**Aim**
Repeat the records below exactly, leaving out any pictures.

**Records**
------------------------------------------------------------------------
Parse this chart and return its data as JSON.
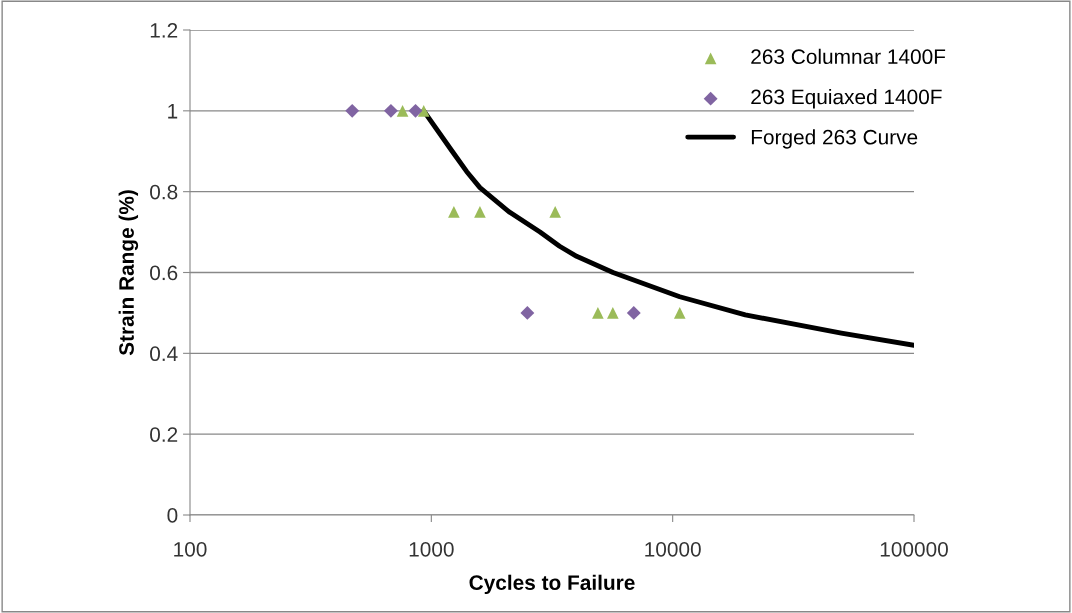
{
  "chart_data": {
    "type": "scatter",
    "xlabel": "Cycles to Failure",
    "ylabel": "Strain Range (%)",
    "log": "x",
    "xlim": [
      100,
      100000
    ],
    "xticks": [
      100,
      1000,
      10000,
      100000
    ],
    "ylim": [
      0,
      1.2
    ],
    "yticks": [
      0,
      0.2,
      0.4,
      0.6,
      0.8,
      1,
      1.2
    ],
    "grid": "y",
    "legend": "top right",
    "series": [
      {
        "name": "263 Columnar 1400F",
        "marker": "triangle",
        "color": "#9bbb59",
        "x": [
          760,
          930,
          1240,
          1590,
          3260,
          4900,
          5650,
          10700
        ],
        "values": [
          1,
          1,
          0.75,
          0.75,
          0.75,
          0.5,
          0.5,
          0.5
        ]
      },
      {
        "name": "263 Equiaxed 1400F",
        "marker": "diamond",
        "color": "#8064a2",
        "x": [
          470,
          680,
          860,
          2500,
          6900
        ],
        "values": [
          1,
          1,
          1,
          0.5,
          0.5
        ]
      },
      {
        "name": "Forged 263 Curve",
        "type": "line",
        "marker": "none",
        "line_style": "solid",
        "color": "#000000",
        "x": [
          930,
          1220,
          1400,
          1590,
          2100,
          2820,
          3400,
          4000,
          5660,
          10700,
          20000,
          50000,
          100000
        ],
        "values": [
          1,
          0.9,
          0.85,
          0.81,
          0.75,
          0.7,
          0.665,
          0.64,
          0.6,
          0.54,
          0.495,
          0.45,
          0.42
        ]
      }
    ]
  }
}
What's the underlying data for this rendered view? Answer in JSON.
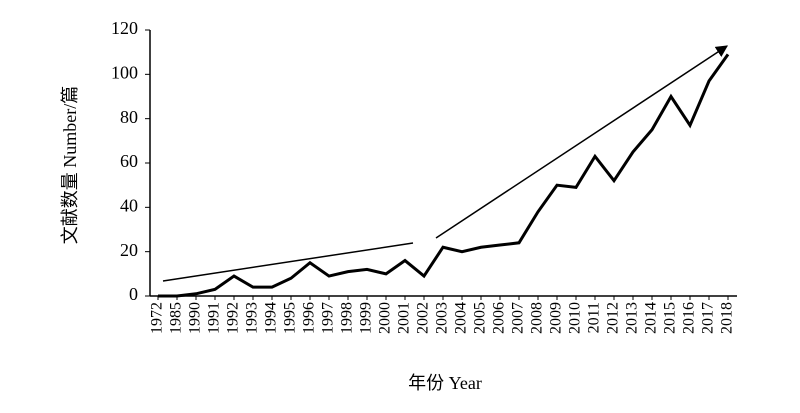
{
  "chart_data": {
    "type": "line",
    "y_label": "文献数量 Number/篇",
    "x_label": "年份 Year",
    "categories": [
      "1972",
      "1985",
      "1990",
      "1991",
      "1992",
      "1993",
      "1994",
      "1995",
      "1996",
      "1997",
      "1998",
      "1999",
      "2000",
      "2001",
      "2002",
      "2003",
      "2004",
      "2005",
      "2006",
      "2007",
      "2008",
      "2009",
      "2010",
      "2011",
      "2012",
      "2013",
      "2014",
      "2015",
      "2016",
      "2017",
      "2018"
    ],
    "values": [
      0,
      0,
      1,
      3,
      9,
      4,
      4,
      8,
      15,
      9,
      11,
      12,
      10,
      16,
      9,
      22,
      20,
      22,
      23,
      24,
      38,
      50,
      49,
      63,
      52,
      65,
      75,
      90,
      77,
      97,
      109
    ],
    "color": "#000000",
    "ylim": [
      0,
      120
    ],
    "yticks": [
      0,
      20,
      40,
      60,
      80,
      100,
      120
    ]
  }
}
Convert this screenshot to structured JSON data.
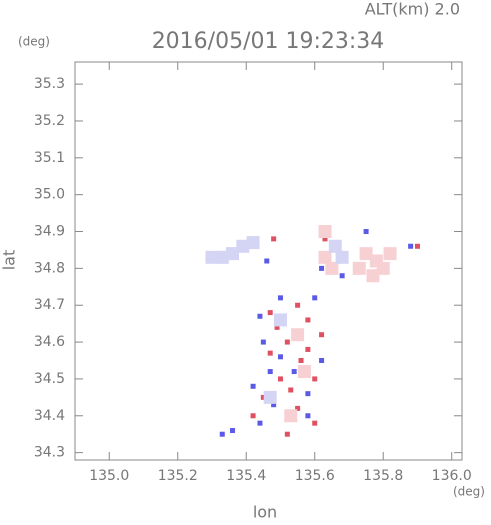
{
  "chart_data": {
    "type": "scatter",
    "title": "2016/05/01 19:23:34",
    "subtitle": "ALT(km) 2.0",
    "y_unit": "(deg)",
    "x_unit": "(deg)",
    "x_label": "lon",
    "y_label": "lat",
    "xlim": [
      134.9,
      136.03
    ],
    "ylim": [
      34.28,
      35.36
    ],
    "xticks": [
      {
        "value": 135,
        "label": "135.0"
      },
      135.2,
      135.4,
      135.6,
      135.8,
      {
        "value": 136,
        "label": "136.0"
      }
    ],
    "yticks": [
      34.3,
      34.4,
      34.5,
      34.6,
      34.7,
      34.8,
      34.9,
      {
        "value": 35,
        "label": "35.0"
      },
      35.1,
      35.2,
      35.3
    ],
    "series": [
      {
        "color": "#e05060",
        "x": [
          135.47,
          135.55,
          135.58,
          135.52,
          135.56,
          135.5,
          135.45,
          135.55,
          135.6,
          135.49,
          135.62,
          135.53,
          135.42,
          135.6,
          135.47,
          135.48,
          135.63,
          135.9,
          135.58,
          135.52
        ],
        "values": [
          34.68,
          34.7,
          34.66,
          34.6,
          34.55,
          34.5,
          34.45,
          34.42,
          34.38,
          34.64,
          34.62,
          34.47,
          34.4,
          34.5,
          34.57,
          34.88,
          34.88,
          34.86,
          34.58,
          34.35
        ]
      },
      {
        "color": "#5a5ae6",
        "x": [
          135.44,
          135.5,
          135.6,
          135.45,
          135.54,
          135.62,
          135.47,
          135.58,
          135.48,
          135.44,
          135.36,
          135.33,
          135.42,
          135.58,
          135.5,
          135.54,
          135.46,
          135.37,
          135.68,
          135.75,
          135.62,
          135.88,
          135.64
        ],
        "values": [
          34.67,
          34.72,
          34.72,
          34.6,
          34.63,
          34.55,
          34.52,
          34.46,
          34.43,
          34.38,
          34.36,
          34.35,
          34.48,
          34.4,
          34.56,
          34.52,
          34.82,
          34.85,
          34.78,
          34.9,
          34.8,
          34.86,
          34.84
        ]
      },
      {
        "color": "#f7d0d4",
        "x": [
          135.75,
          135.78,
          135.8,
          135.73,
          135.77,
          135.82,
          135.63,
          135.65,
          135.63,
          135.55,
          135.53,
          135.57
        ],
        "values": [
          34.84,
          34.82,
          34.8,
          34.8,
          34.78,
          34.84,
          34.83,
          34.8,
          34.9,
          34.62,
          34.4,
          34.52
        ]
      },
      {
        "color": "#d4d4f5",
        "x": [
          135.33,
          135.36,
          135.39,
          135.42,
          135.3,
          135.66,
          135.68,
          135.5,
          135.47
        ],
        "values": [
          34.83,
          34.84,
          34.86,
          34.87,
          34.83,
          34.86,
          34.83,
          34.66,
          34.45
        ]
      }
    ]
  }
}
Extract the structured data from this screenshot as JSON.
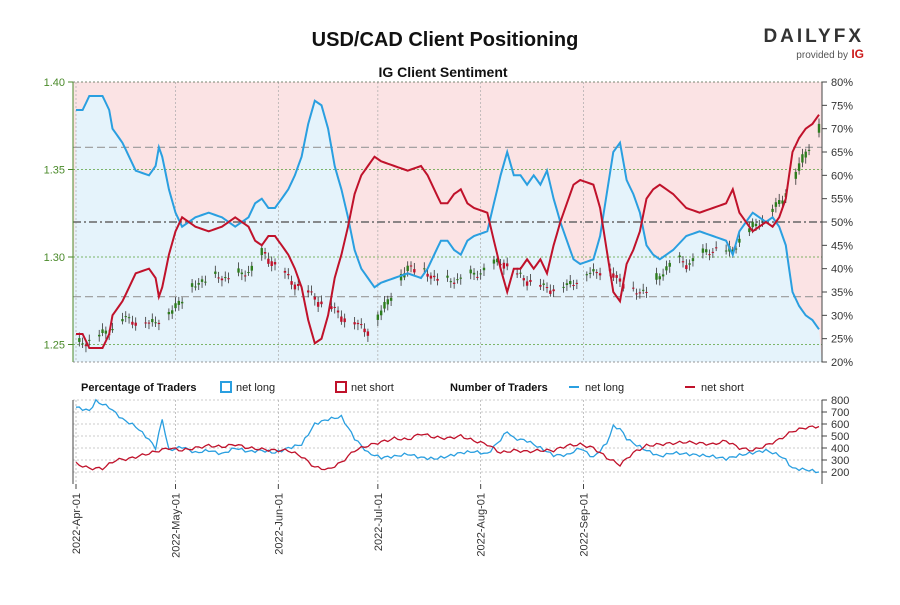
------------------------------------------------------------------------
**Reply**
Parse this chart and return its data as JSON.
{
  "chart_data": {
    "type": "scatter",
    "xlabel": "Cycles to Failure",
    "ylabel": "Strain Range (%)",
    "log": "x",
    "xlim": [
      100,
      100000
    ],
    "xticks": [
      100,
      1000,
      10000,
      100000
    ],
    "ylim": [
      0,
      1.2
    ],
    "yticks": [
      0,
      0.2,
      0.4,
      0.6,
      0.8,
      1,
      1.2
    ],
    "grid": "y",
    "legend": "top right",
    "series": [
      {
        "name": "263 Columnar 1400F",
        "marker": "triangle",
        "color": "#9bbb59",
        "x": [
          760,
          930,
          1240,
          1590,
          3260,
          4900,
          5650,
          10700
        ],
        "values": [
          1,
          1,
          0.75,
          0.75,
          0.75,
          0.5,
          0.5,
          0.5
        ]
      },
      {
        "name": "263 Equiaxed 1400F",
        "marker": "diamond",
        "color": "#8064a2",
        "x": [
          470,
          680,
          860,
          2500,
          6900
        ],
        "values": [
          1,
          1,
          1,
          0.5,
          0.5
        ]
      },
      {
        "name": "Forged 263 Curve",
        "type": "line",
        "marker": "none",
        "line_style": "solid",
        "color": "#000000",
        "x": [
          930,
          1220,
          1400,
          1590,
          2100,
          2820,
          3400,
          4000,
          5660,
          10700,
          20000,
          50000,
          100000
        ],
        "values": [
          1,
          0.9,
          0.85,
          0.81,
          0.75,
          0.7,
          0.665,
          0.64,
          0.6,
          0.54,
          0.495,
          0.45,
          0.42
        ]
      }
    ]
  }
}
What's the underlying data for this rendered view? Answer in JSON.
{
  "chart_data": {
    "type": "line",
    "y_label": "文献数量 Number/篇",
    "x_label": "年份 Year",
    "categories": [
      "1972",
      "1985",
      "1990",
      "1991",
      "1992",
      "1993",
      "1994",
      "1995",
      "1996",
      "1997",
      "1998",
      "1999",
      "2000",
      "2001",
      "2002",
      "2003",
      "2004",
      "2005",
      "2006",
      "2007",
      "2008",
      "2009",
      "2010",
      "2011",
      "2012",
      "2013",
      "2014",
      "2015",
      "2016",
      "2017",
      "2018"
    ],
    "values": [
      0,
      0,
      1,
      3,
      9,
      4,
      4,
      8,
      15,
      9,
      11,
      12,
      10,
      16,
      9,
      22,
      20,
      22,
      23,
      24,
      38,
      50,
      49,
      63,
      52,
      65,
      75,
      90,
      77,
      97,
      109
    ],
    "color": "#000000",
    "ylim": [
      0,
      120
    ],
    "yticks": [
      0,
      20,
      40,
      60,
      80,
      100,
      120
    ]
  }
}
Convert this screenshot to structured JSON data.
{
  "chart_data": {
    "type": "scatter",
    "title": "2016/05/01 19:23:34",
    "subtitle": "ALT(km) 2.0",
    "y_unit": "(deg)",
    "x_unit": "(deg)",
    "x_label": "lon",
    "y_label": "lat",
    "xlim": [
      134.9,
      136.03
    ],
    "ylim": [
      34.28,
      35.36
    ],
    "xticks": [
      {
        "value": 135,
        "label": "135.0"
      },
      135.2,
      135.4,
      135.6,
      135.8,
      {
        "value": 136,
        "label": "136.0"
      }
    ],
    "yticks": [
      34.3,
      34.4,
      34.5,
      34.6,
      34.7,
      34.8,
      34.9,
      {
        "value": 35,
        "label": "35.0"
      },
      35.1,
      35.2,
      35.3
    ],
    "series": [
      {
        "color": "#e05060",
        "x": [
          135.47,
          135.55,
          135.58,
          135.52,
          135.56,
          135.5,
          135.45,
          135.55,
          135.6,
          135.49,
          135.62,
          135.53,
          135.42,
          135.6,
          135.47,
          135.48,
          135.63,
          135.9,
          135.58,
          135.52
        ],
        "values": [
          34.68,
          34.7,
          34.66,
          34.6,
          34.55,
          34.5,
          34.45,
          34.42,
          34.38,
          34.64,
          34.62,
          34.47,
          34.4,
          34.5,
          34.57,
          34.88,
          34.88,
          34.86,
          34.58,
          34.35
        ]
      },
      {
        "color": "#5a5ae6",
        "x": [
          135.44,
          135.5,
          135.6,
          135.45,
          135.54,
          135.62,
          135.47,
          135.58,
          135.48,
          135.44,
          135.36,
          135.33,
          135.42,
          135.58,
          135.5,
          135.54,
          135.46,
          135.37,
          135.68,
          135.75,
          135.62,
          135.88,
          135.64
        ],
        "values": [
          34.67,
          34.72,
          34.72,
          34.6,
          34.63,
          34.55,
          34.52,
          34.46,
          34.43,
          34.38,
          34.36,
          34.35,
          34.48,
          34.4,
          34.56,
          34.52,
          34.82,
          34.85,
          34.78,
          34.9,
          34.8,
          34.86,
          34.84
        ]
      },
      {
        "color": "#f7d0d4",
        "x": [
          135.75,
          135.78,
          135.8,
          135.73,
          135.77,
          135.82,
          135.63,
          135.65,
          135.63,
          135.55,
          135.53,
          135.57
        ],
        "values": [
          34.84,
          34.82,
          34.8,
          34.8,
          34.78,
          34.84,
          34.83,
          34.8,
          34.9,
          34.62,
          34.4,
          34.52
        ]
      },
      {
        "color": "#d4d4f5",
        "x": [
          135.33,
          135.36,
          135.39,
          135.42,
          135.3,
          135.66,
          135.68,
          135.5,
          135.47
        ],
        "values": [
          34.83,
          34.84,
          34.86,
          34.87,
          34.83,
          34.86,
          34.83,
          34.66,
          34.45
        ]
      }
    ]
  }
}
Extract the structured data from this screenshot as JSON.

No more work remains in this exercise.